(begin)

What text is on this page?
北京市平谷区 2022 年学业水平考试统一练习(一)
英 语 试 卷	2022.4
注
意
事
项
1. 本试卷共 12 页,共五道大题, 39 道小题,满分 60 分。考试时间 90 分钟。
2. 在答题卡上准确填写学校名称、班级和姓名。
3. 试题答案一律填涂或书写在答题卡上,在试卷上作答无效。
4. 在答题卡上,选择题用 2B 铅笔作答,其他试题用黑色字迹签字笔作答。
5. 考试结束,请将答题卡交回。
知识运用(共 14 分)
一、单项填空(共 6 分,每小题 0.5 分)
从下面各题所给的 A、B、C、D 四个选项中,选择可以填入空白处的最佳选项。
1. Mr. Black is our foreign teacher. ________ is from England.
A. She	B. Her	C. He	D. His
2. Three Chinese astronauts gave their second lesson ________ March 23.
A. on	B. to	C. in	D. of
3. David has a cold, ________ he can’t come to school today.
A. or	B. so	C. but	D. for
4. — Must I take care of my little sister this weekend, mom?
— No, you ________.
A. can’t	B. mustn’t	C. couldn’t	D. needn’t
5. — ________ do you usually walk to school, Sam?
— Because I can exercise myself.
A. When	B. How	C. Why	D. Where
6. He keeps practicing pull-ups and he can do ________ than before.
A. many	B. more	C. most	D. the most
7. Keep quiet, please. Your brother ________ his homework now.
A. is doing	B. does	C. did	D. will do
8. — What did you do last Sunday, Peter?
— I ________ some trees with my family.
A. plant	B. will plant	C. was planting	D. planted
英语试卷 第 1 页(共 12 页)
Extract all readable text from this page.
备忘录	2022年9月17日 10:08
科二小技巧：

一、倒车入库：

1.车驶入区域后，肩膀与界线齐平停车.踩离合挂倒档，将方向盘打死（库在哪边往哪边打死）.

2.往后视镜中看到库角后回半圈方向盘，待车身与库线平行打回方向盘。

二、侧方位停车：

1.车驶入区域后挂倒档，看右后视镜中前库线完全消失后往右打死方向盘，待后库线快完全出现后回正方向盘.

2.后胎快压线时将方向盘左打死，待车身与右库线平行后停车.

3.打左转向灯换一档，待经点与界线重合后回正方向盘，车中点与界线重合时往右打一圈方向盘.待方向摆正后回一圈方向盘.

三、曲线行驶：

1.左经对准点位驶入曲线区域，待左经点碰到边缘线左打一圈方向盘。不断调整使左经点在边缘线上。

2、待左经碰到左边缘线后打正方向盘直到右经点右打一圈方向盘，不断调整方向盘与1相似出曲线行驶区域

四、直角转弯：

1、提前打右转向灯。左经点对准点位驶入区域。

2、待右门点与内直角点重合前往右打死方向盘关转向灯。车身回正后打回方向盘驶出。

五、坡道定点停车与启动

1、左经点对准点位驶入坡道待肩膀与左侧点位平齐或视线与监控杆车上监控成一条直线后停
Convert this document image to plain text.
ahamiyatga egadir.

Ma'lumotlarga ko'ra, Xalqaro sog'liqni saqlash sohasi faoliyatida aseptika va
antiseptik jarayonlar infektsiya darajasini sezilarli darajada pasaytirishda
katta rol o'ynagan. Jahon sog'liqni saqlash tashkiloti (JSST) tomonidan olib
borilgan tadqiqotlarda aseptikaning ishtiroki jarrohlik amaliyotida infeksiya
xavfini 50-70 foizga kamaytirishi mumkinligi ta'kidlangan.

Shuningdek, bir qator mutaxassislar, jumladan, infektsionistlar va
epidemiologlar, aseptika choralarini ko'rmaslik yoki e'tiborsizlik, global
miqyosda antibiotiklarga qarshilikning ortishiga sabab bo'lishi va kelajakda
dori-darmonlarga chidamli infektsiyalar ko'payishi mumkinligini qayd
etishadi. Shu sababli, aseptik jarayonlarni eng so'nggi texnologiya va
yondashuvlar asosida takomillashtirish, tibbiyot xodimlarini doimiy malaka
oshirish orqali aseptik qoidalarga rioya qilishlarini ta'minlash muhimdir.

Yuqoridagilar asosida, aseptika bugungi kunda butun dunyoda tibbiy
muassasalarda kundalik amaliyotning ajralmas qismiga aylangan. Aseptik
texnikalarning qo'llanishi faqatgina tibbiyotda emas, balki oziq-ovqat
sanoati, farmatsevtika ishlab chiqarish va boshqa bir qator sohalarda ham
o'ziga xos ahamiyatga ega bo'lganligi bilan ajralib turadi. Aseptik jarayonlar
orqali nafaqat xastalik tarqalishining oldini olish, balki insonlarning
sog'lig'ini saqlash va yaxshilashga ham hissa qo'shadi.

(end)

What you will do: Print out all the entries precisely as written.

Result of this exercise:
What text is on this page?
北京市平谷区 2022 年学业水平考试统一练习(一)
英 语 试 卷	2022.4
注
意
事
项
1. 本试卷共 12 页,共五道大题, 39 道小题,满分 60 分。考试时间 90 分钟。
2. 在答题卡上准确填写学校名称、班级和姓名。
3. 试题答案一律填涂或书写在答题卡上,在试卷上作答无效。
4. 在答题卡上,选择题用 2B 铅笔作答,其他试题用黑色字迹签字笔作答。
5. 考试结束,请将答题卡交回。
知识运用(共 14 分)
一、单项填空(共 6 分,每小题 0.5 分)
从下面各题所给的 A、B、C、D 四个选项中,选择可以填入空白处的最佳选项。
1. Mr. Black is our foreign teacher. ________ is from England.
A. She	B. Her	C. He	D. His
2. Three Chinese astronauts gave their second lesson ________ March 23.
A. on	B. to	C. in	D. of
3. David has a cold, ________ he can’t come to school today.
A. or	B. so	C. but	D. for
4. — Must I take care of my little sister this weekend, mom?
— No, you ________.
A. can’t	B. mustn’t	C. couldn’t	D. needn’t
5. — ________ do you usually walk to school, Sam?
— Because I can exercise myself.
A. When	B. How	C. Why	D. Where
6. He keeps practicing pull-ups and he can do ________ than before.
A. many	B. more	C. most	D. the most
7. Keep quiet, please. Your brother ________ his homework now.
A. is doing	B. does	C. did	D. will do
8. — What did you do last Sunday, Peter?
— I ________ some trees with my family.
A. plant	B. will plant	C. was planting	D. planted
英语试卷 第 1 页(共 12 页)
Extract all readable text from this page.
备忘录	2022年9月17日 10:08
科二小技巧：

一、倒车入库：

1.车驶入区域后，肩膀与界线齐平停车.踩离合挂倒档，将方向盘打死（库在哪边往哪边打死）.

2.往后视镜中看到库角后回半圈方向盘，待车身与库线平行打回方向盘。

二、侧方位停车：

1.车驶入区域后挂倒档，看右后视镜中前库线完全消失后往右打死方向盘，待后库线快完全出现后回正方向盘.

2.后胎快压线时将方向盘左打死，待车身与右库线平行后停车.

3.打左转向灯换一档，待经点与界线重合后回正方向盘，车中点与界线重合时往右打一圈方向盘.待方向摆正后回一圈方向盘.

三、曲线行驶：

1.左经对准点位驶入曲线区域，待左经点碰到边缘线左打一圈方向盘。不断调整使左经点在边缘线上。

2、待左经碰到左边缘线后打正方向盘直到右经点右打一圈方向盘，不断调整方向盘与1相似出曲线行驶区域

四、直角转弯：

1、提前打右转向灯。左经点对准点位驶入区域。

2、待右门点与内直角点重合前往右打死方向盘关转向灯。车身回正后打回方向盘驶出。

五、坡道定点停车与启动

1、左经点对准点位驶入坡道待肩膀与左侧点位平齐或视线与监控杆车上监控成一条直线后停
Convert this document image to plain text.
ahamiyatga egadir.

Ma'lumotlarga ko'ra, Xalqaro sog'liqni saqlash sohasi faoliyatida aseptika va
antiseptik jarayonlar infektsiya darajasini sezilarli darajada pasaytirishda
katta rol o'ynagan. Jahon sog'liqni saqlash tashkiloti (JSST) tomonidan olib
borilgan tadqiqotlarda aseptikaning ishtiroki jarrohlik amaliyotida infeksiya
xavfini 50-70 foizga kamaytirishi mumkinligi ta'kidlangan.

Shuningdek, bir qator mutaxassislar, jumladan, infektsionistlar va
epidemiologlar, aseptika choralarini ko'rmaslik yoki e'tiborsizlik, global
miqyosda antibiotiklarga qarshilikning ortishiga sabab bo'lishi va kelajakda
dori-darmonlarga chidamli infektsiyalar ko'payishi mumkinligini qayd
etishadi. Shu sababli, aseptik jarayonlarni eng so'nggi texnologiya va
yondashuvlar asosida takomillashtirish, tibbiyot xodimlarini doimiy malaka
oshirish orqali aseptik qoidalarga rioya qilishlarini ta'minlash muhimdir.

Yuqoridagilar asosida, aseptika bugungi kunda butun dunyoda tibbiy
muassasalarda kundalik amaliyotning ajralmas qismiga aylangan. Aseptik
texnikalarning qo'llanishi faqatgina tibbiyotda emas, balki oziq-ovqat
sanoati, farmatsevtika ishlab chiqarish va boshqa bir qator sohalarda ham
o'ziga xos ahamiyatga ega bo'lganligi bilan ajralib turadi. Aseptik jarayonlar
orqali nafaqat xastalik tarqalishining oldini olish, balki insonlarning
sog'lig'ini saqlash va yaxshilashga ham hissa qo'shadi.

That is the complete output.